(Stored records)
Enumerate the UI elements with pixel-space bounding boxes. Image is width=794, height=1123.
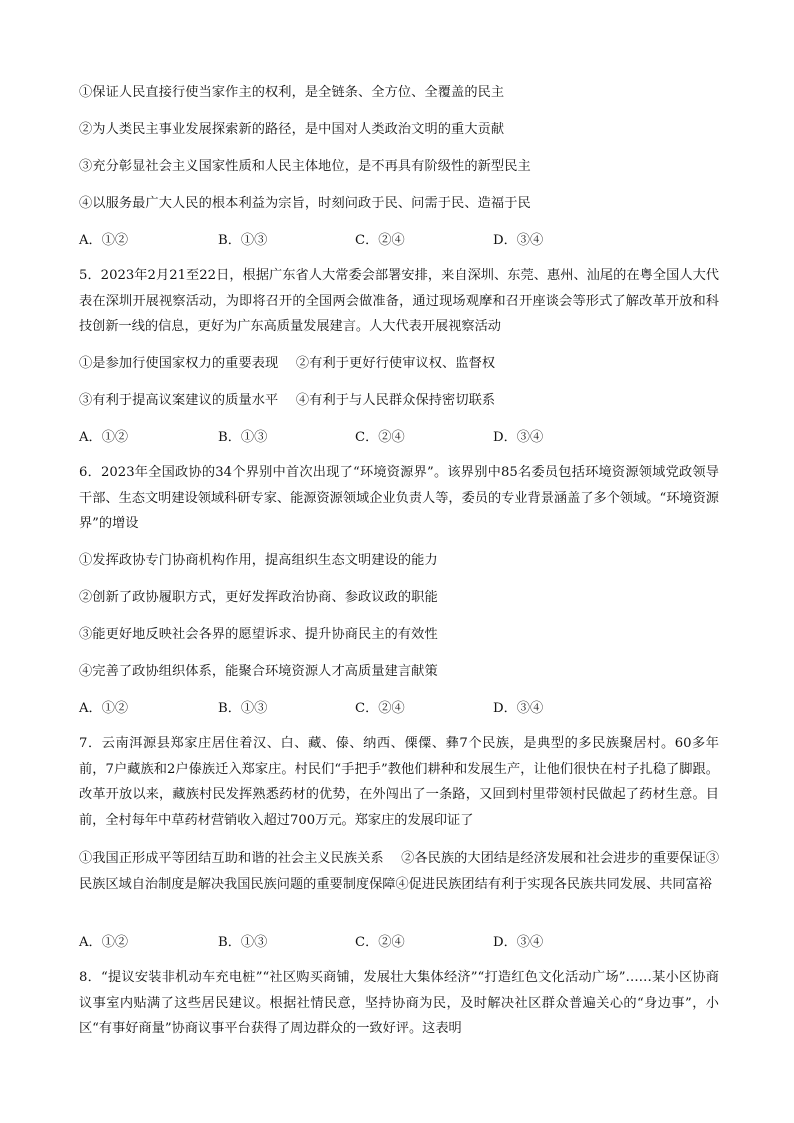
q5-options-line-2: ③有利于提高议案建议的质量水平 ④有利于与人民群众保持密切联系 [79, 393, 496, 408]
q4-choices [79, 232, 639, 250]
q5-options-line-1: ①是参加行使国家权力的重要表现 ②有利于更好行使审议权、监督权 [79, 356, 496, 371]
q6-choice-d: D．③④ [493, 701, 544, 716]
q7-choice-c: C．②④ [355, 935, 405, 950]
q5-choice-d: D．③④ [493, 430, 544, 445]
q6-choice-c: C．②④ [355, 701, 405, 716]
q4-option-1: ①保证人民直接行使当家作主的权利，是全链条、全方位、全覆盖的民主 [79, 85, 505, 100]
q7-choice-b: B．①③ [218, 935, 268, 950]
q6-option-4: ④完善了政协组织体系，能聚合环境资源人才高质量建言献策 [79, 664, 438, 679]
q7-choices [79, 934, 639, 952]
q6-option-3: ③能更好地反映社会各界的愿望诉求、提升协商民主的有效性 [79, 627, 438, 642]
q8-stem: 8．“提议安装非机动车充电桩”“社区购买商铺，发展壮大集体经济”“打造红色文化活动广场”……某小区协商议事室内贴满了这些居民建议。根据社情民意，坚持协商为民，及时解决社区群众普遍关心的“身边事”，小区“有事好商量”协商议事平台获得了周边群众的一致好评。这表明 [79, 970, 719, 1036]
q5-stem: 5．2023年2月21至22日，根据广东省人大常委会部署安排，来自深圳、东莞、惠州、汕尾的在粤全国人大代表在深圳开展视察活动，为即将召开的全国两会做准备，通过现场观摩和召开座谈会等形式了解改革开放和科技创新一线的信息，更好为广东高质量发展建言。人大代表开展视察活动 [79, 268, 719, 334]
q4-choice-d: D．③④ [493, 233, 544, 248]
q7-stem: 7．云南洱源县郑家庄居住着汉、白、藏、傣、纳西、傈僳、彝7个民族，是典型的多民族聚居村。60多年前，7户藏族和2户傣族迁入郑家庄。村民们“手把手”教他们耕种和发展生产，让他们很快在村子扎稳了脚跟。改革开放以来，藏族村民发挥熟悉药材的优势，在外闯出了一条路，又回到村里带领村民做起了药材生意。目前，全村每年中草药材营销收入超过700万元。郑家庄的发展印证了 [79, 736, 719, 828]
q5-choice-c: C．②④ [355, 430, 405, 445]
q6-choices [79, 700, 639, 718]
q5-choice-a: A．①② [79, 430, 129, 445]
q7-choice-d: D．③④ [493, 935, 544, 950]
q4-choice-a: A．①② [79, 233, 129, 248]
q6-option-2: ②创新了政协履职方式，更好发挥政治协商、参政议政的职能 [79, 590, 438, 605]
q4-choice-b: B．①③ [218, 233, 268, 248]
q6-choice-b: B．①③ [218, 701, 268, 716]
q4-option-3: ③充分彰显社会主义国家性质和人民主体地位，是不再具有阶级性的新型民主 [79, 159, 531, 174]
q4-choice-c: C．②④ [355, 233, 405, 248]
q4-option-4: ④以服务最广大人民的根本利益为宗旨，时刻问政于民、问需于民、造福于民 [79, 196, 531, 211]
q7-choice-a: A．①② [79, 935, 129, 950]
q6-option-1: ①发挥政协专门协商机构作用，提高组织生态文明建设的能力 [79, 553, 438, 568]
q5-choice-b: B．①③ [218, 430, 268, 445]
q7-options: ①我国正形成平等团结互助和谐的社会主义民族关系 ②各民族的大团结是经济发展和社会进步的重要保证③民族区域自治制度是解决我国民族问题的重要制度保障④促进民族团结有利于实现各民族共同发展、共同富裕 [79, 851, 719, 892]
q5-choices [79, 429, 639, 447]
q6-stem: 6．2023年全国政协的34个界别中首次出现了“环境资源界”。该界别中85名委员包括环境资源领域党政领导干部、生态文明建设领域科研专家、能源资源领域企业负责人等，委员的专业背景涵盖了多个领域。“环境资源界”的增设 [79, 465, 719, 531]
q4-option-2: ②为人类民主事业发展探索新的路径，是中国对人类政治文明的重大贡献 [79, 122, 505, 137]
q6-choice-a: A．①② [79, 701, 129, 716]
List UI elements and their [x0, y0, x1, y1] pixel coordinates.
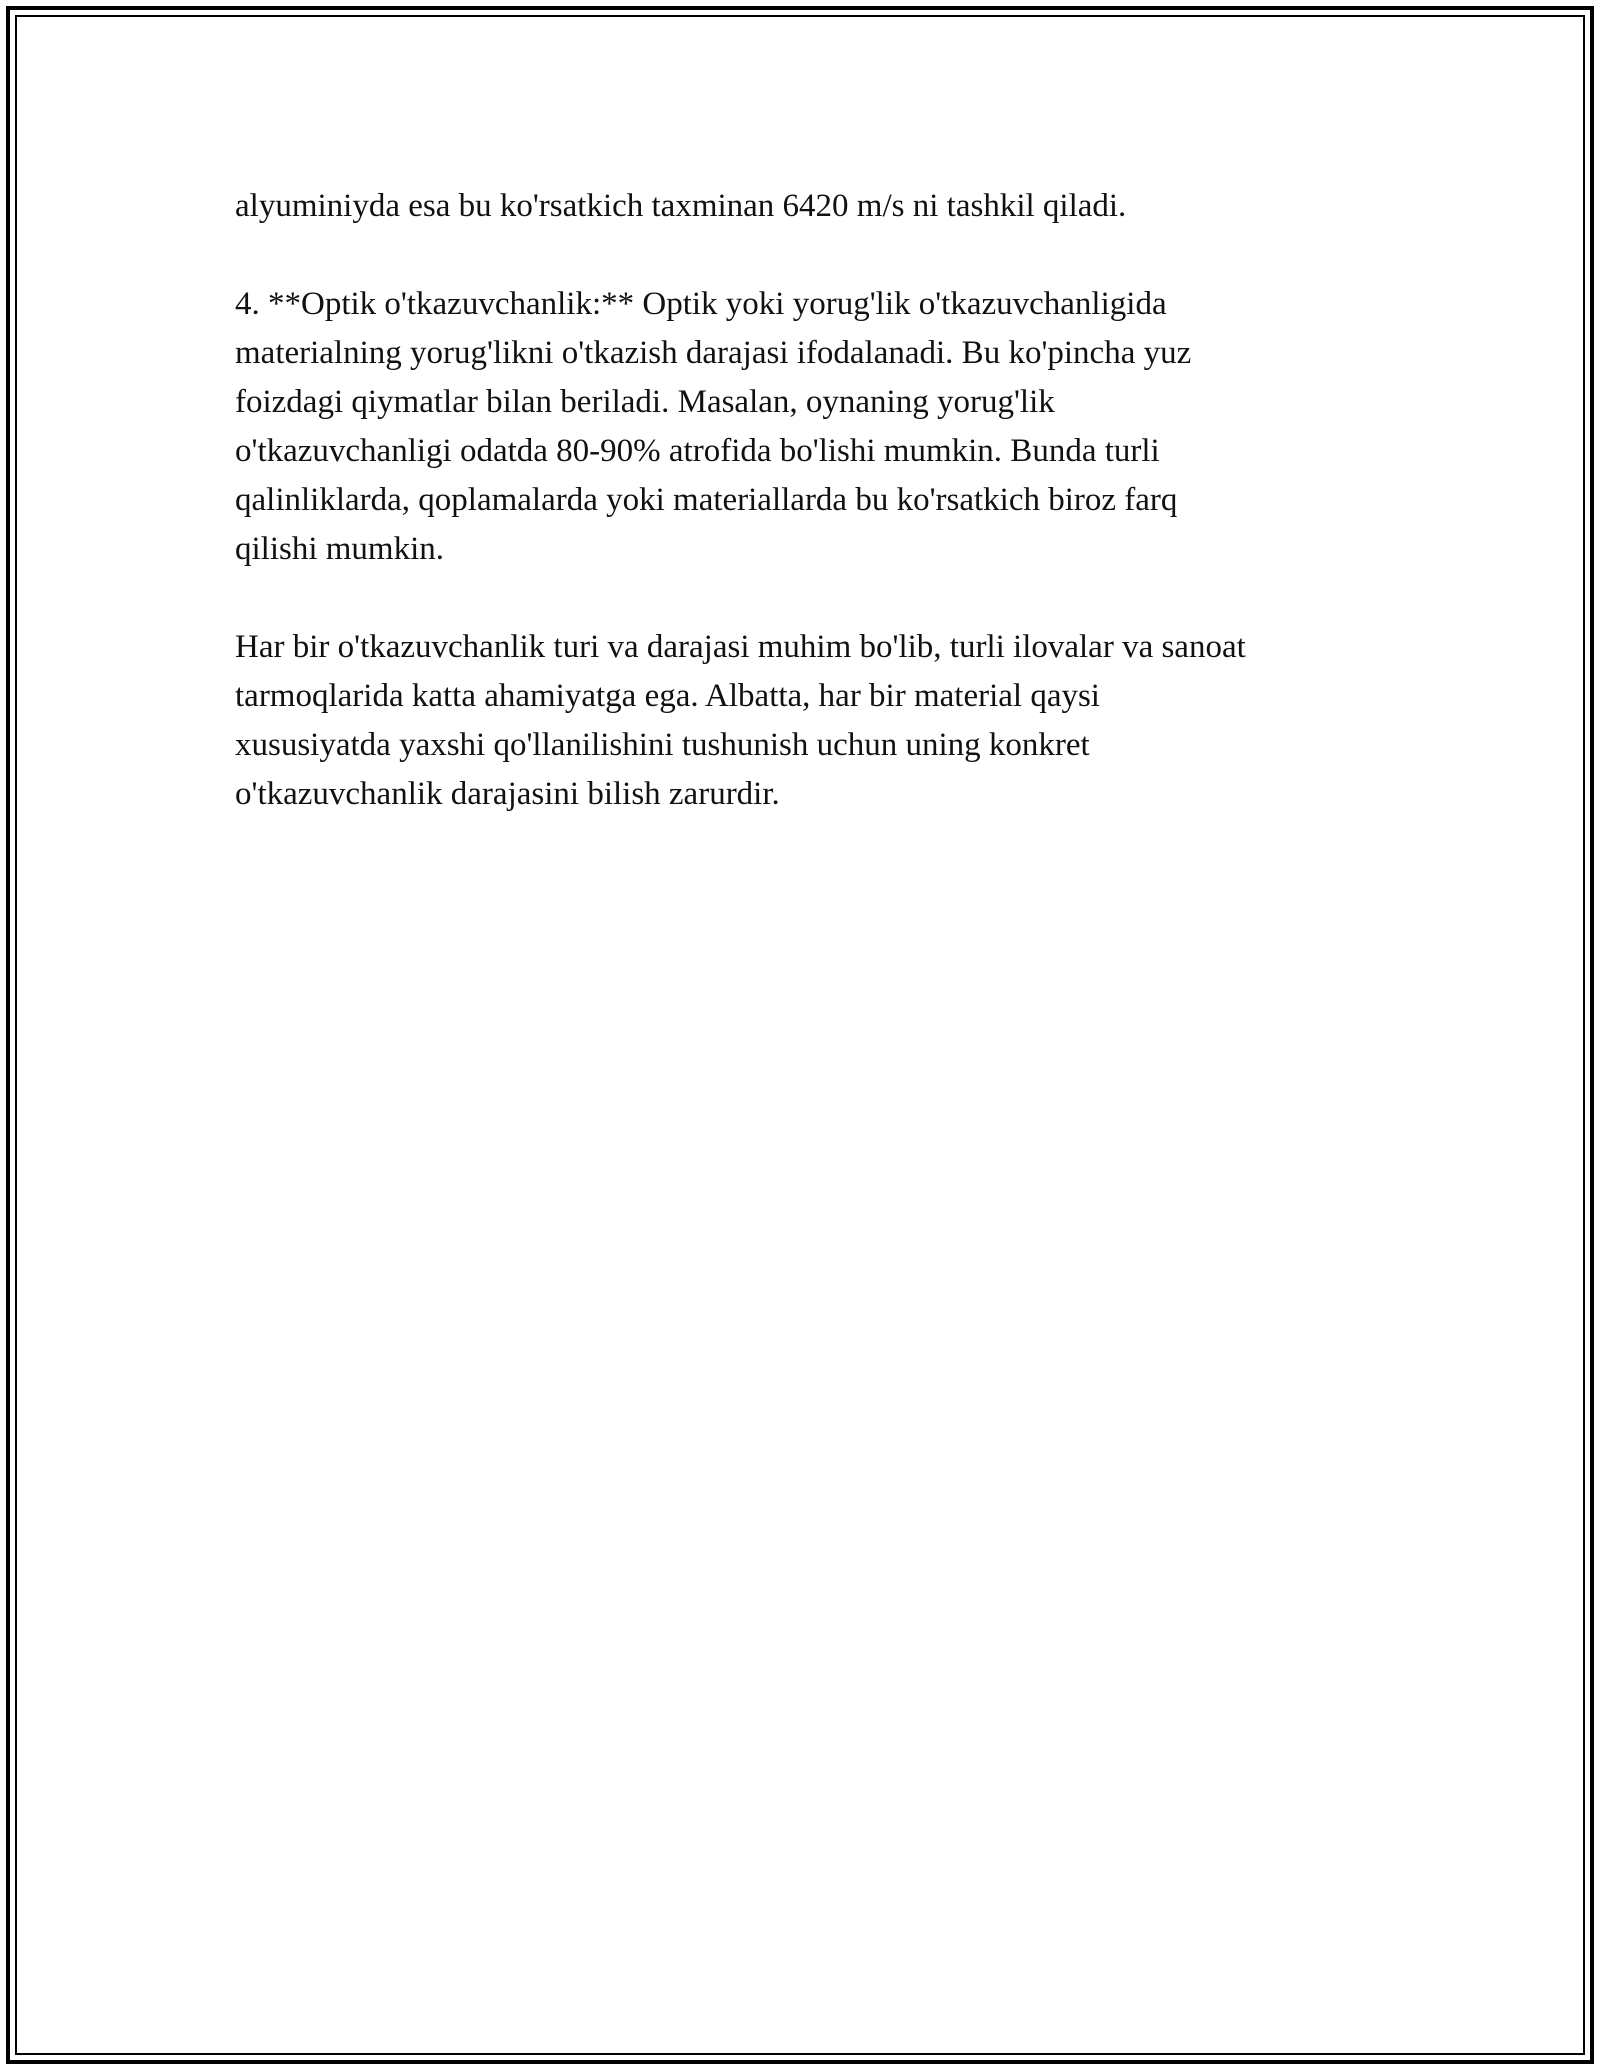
text-line: qalinliklarda, qoplamalarda yoki materiallarda bu ko'rsatkich biroz farq	[235, 482, 1178, 518]
text-line: tarmoqlarida katta ahamiyatga ega. Albatta, har bir material qaysi	[235, 678, 1100, 714]
text-line: foizdagi qiymatlar bilan beriladi. Masalan, oynaning yorug'lik	[235, 384, 1055, 420]
paragraph-gap	[235, 574, 1385, 623]
text-line: o'tkazuvchanlik darajasini bilish zarurdir.	[235, 776, 780, 812]
text-line: xususiyatda yaxshi qo'llanilishini tushunish uchun uning konkret	[235, 727, 1090, 763]
paragraph-continuation	[235, 182, 1385, 231]
paragraph-gap	[235, 231, 1385, 280]
text-line: qilishi mumkin.	[235, 531, 445, 567]
text-line: materialning yorug'likni o'tkazish darajasi ifodalanadi. Bu ko'pincha yuz	[235, 335, 1192, 371]
paragraph-optical-transmittance	[235, 280, 1385, 574]
paragraph-conclusion	[235, 623, 1385, 819]
text-line: 4. **Optik o'tkazuvchanlik:** Optik yoki yorug'lik o'tkazuvchanligida	[235, 286, 1167, 322]
text-line: Har bir o'tkazuvchanlik turi va darajasi muhim bo'lib, turli ilovalar va sanoat	[235, 629, 1246, 665]
document-body	[235, 182, 1385, 819]
text-line: o'tkazuvchanligi odatda 80-90% atrofida bo'lishi mumkin. Bunda turli	[235, 433, 1160, 469]
text-line: alyuminiyda esa bu ko'rsatkich taxminan 6420 m/s ni tashkil qiladi.	[235, 188, 1127, 224]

• _SET EXERCISE_: Edit the part of the stored records that opens with the line containing "q5-options-line-2: ③有利于提高议案建议的质量水平 ④有利于与人民群众保持密切联系" and closes with the line containing "q5-choice-b: B．①③ [218, 430, 268, 445]" by changing "政协" to "人民政协" and leaving everything else as it is. Return only those lines.

• _SOLUTION BELOW_:
q5-options-line-2: ③有利于提高议案建议的质量水平 ④有利于与人民群众保持密切联系 [79, 393, 496, 408]
q4-choices [79, 232, 639, 250]
q5-options-line-1: ①是参加行使国家权力的重要表现 ②有利于更好行使审议权、监督权 [79, 356, 496, 371]
q6-choice-d: D．③④ [493, 701, 544, 716]
q7-choice-c: C．②④ [355, 935, 405, 950]
q5-choice-d: D．③④ [493, 430, 544, 445]
q6-choice-c: C．②④ [355, 701, 405, 716]
q4-option-1: ①保证人民直接行使当家作主的权利，是全链条、全方位、全覆盖的民主 [79, 85, 505, 100]
q7-choice-b: B．①③ [218, 935, 268, 950]
q6-option-4: ④完善了人民政协组织体系，能聚合环境资源人才高质量建言献策 [79, 664, 438, 679]
q7-choices [79, 934, 639, 952]
q6-option-3: ③能更好地反映社会各界的愿望诉求、提升协商民主的有效性 [79, 627, 438, 642]
q8-stem: 8．“提议安装非机动车充电桩”“社区购买商铺，发展壮大集体经济”“打造红色文化活动广场”……某小区协商议事室内贴满了这些居民建议。根据社情民意，坚持协商为民，及时解决社区群众普遍关心的“身边事”，小区“有事好商量”协商议事平台获得了周边群众的一致好评。这表明 [79, 970, 719, 1036]
q5-stem: 5．2023年2月21至22日，根据广东省人大常委会部署安排，来自深圳、东莞、惠州、汕尾的在粤全国人大代表在深圳开展视察活动，为即将召开的全国两会做准备，通过现场观摩和召开座谈会等形式了解改革开放和科技创新一线的信息，更好为广东高质量发展建言。人大代表开展视察活动 [79, 268, 719, 334]
q4-choice-d: D．③④ [493, 233, 544, 248]
q7-stem: 7．云南洱源县郑家庄居住着汉、白、藏、傣、纳西、傈僳、彝7个民族，是典型的多民族聚居村。60多年前，7户藏族和2户傣族迁入郑家庄。村民们“手把手”教他们耕种和发展生产，让他们很快在村子扎稳了脚跟。改革开放以来，藏族村民发挥熟悉药材的优势，在外闯出了一条路，又回到村里带领村民做起了药材生意。目前，全村每年中草药材营销收入超过700万元。郑家庄的发展印证了 [79, 736, 719, 828]
q5-choice-c: C．②④ [355, 430, 405, 445]
q6-choices [79, 700, 639, 718]
q5-choice-a: A．①② [79, 430, 129, 445]
q7-choice-d: D．③④ [493, 935, 544, 950]
q4-choice-a: A．①② [79, 233, 129, 248]
q6-option-2: ②创新了人民政协履职方式，更好发挥政治协商、参政议政的职能 [79, 590, 438, 605]
q4-choice-b: B．①③ [218, 233, 268, 248]
q6-choice-b: B．①③ [218, 701, 268, 716]
q4-option-3: ③充分彰显社会主义国家性质和人民主体地位，是不再具有阶级性的新型民主 [79, 159, 531, 174]
q4-choice-c: C．②④ [355, 233, 405, 248]
q4-option-4: ④以服务最广大人民的根本利益为宗旨，时刻问政于民、问需于民、造福于民 [79, 196, 531, 211]
q7-choice-a: A．①② [79, 935, 129, 950]
q6-option-1: ①发挥人民政协专门协商机构作用，提高组织生态文明建设的能力 [79, 553, 438, 568]
q5-choice-b: B．①③ [218, 430, 268, 445]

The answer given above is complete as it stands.